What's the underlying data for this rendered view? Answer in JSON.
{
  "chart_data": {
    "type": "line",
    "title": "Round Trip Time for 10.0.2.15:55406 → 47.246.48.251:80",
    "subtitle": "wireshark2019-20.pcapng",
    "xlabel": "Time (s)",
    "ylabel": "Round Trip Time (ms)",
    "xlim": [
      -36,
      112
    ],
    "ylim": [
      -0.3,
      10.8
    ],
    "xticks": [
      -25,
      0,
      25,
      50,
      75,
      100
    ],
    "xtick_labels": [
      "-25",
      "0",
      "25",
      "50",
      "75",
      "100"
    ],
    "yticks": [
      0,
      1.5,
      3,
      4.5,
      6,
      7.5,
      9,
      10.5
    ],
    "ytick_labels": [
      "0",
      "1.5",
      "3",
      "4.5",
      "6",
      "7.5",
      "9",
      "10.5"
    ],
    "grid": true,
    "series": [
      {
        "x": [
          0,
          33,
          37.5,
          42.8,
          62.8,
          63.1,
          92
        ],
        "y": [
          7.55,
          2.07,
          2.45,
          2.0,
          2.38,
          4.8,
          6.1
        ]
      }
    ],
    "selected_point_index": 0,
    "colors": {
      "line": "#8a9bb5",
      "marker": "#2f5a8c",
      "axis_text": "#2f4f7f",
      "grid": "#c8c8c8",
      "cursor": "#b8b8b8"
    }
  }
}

SHORT EXERCISE: Transcribe all lines as written.

COMPLETE RESPONSE:
What's the underlying data for this rendered view? Answer in JSON.
{
  "chart_data": {
    "type": "line",
    "title": "Round Trip Time for 10.0.2.15:55406 → 47.246.48.251:80",
    "subtitle": "wireshark2019-20.pcapng",
    "xlabel": "Time (s)",
    "ylabel": "Round Trip Time (ms)",
    "xlim": [
      -36,
      112
    ],
    "ylim": [
      -0.3,
      10.8
    ],
    "xticks": [
      -25,
      0,
      25,
      50,
      75,
      100
    ],
    "xtick_labels": [
      "-25",
      "0",
      "25",
      "50",
      "75",
      "100"
    ],
    "yticks": [
      0,
      1.5,
      3,
      4.5,
      6,
      7.5,
      9,
      10.5
    ],
    "ytick_labels": [
      "0",
      "1.5",
      "3",
      "4.5",
      "6",
      "7.5",
      "9",
      "10.5"
    ],
    "grid": true,
    "series": [
      {
        "x": [
          0,
          33,
          37.5,
          42.8,
          62.8,
          63.1,
          92
        ],
        "y": [
          7.55,
          2.07,
          2.45,
          2.0,
          2.38,
          4.8,
          6.1
        ]
      }
    ],
    "selected_point_index": 0,
    "colors": {
      "line": "#8a9bb5",
      "marker": "#2f5a8c",
      "axis_text": "#2f4f7f",
      "grid": "#c8c8c8",
      "cursor": "#b8b8b8"
    }
  }
}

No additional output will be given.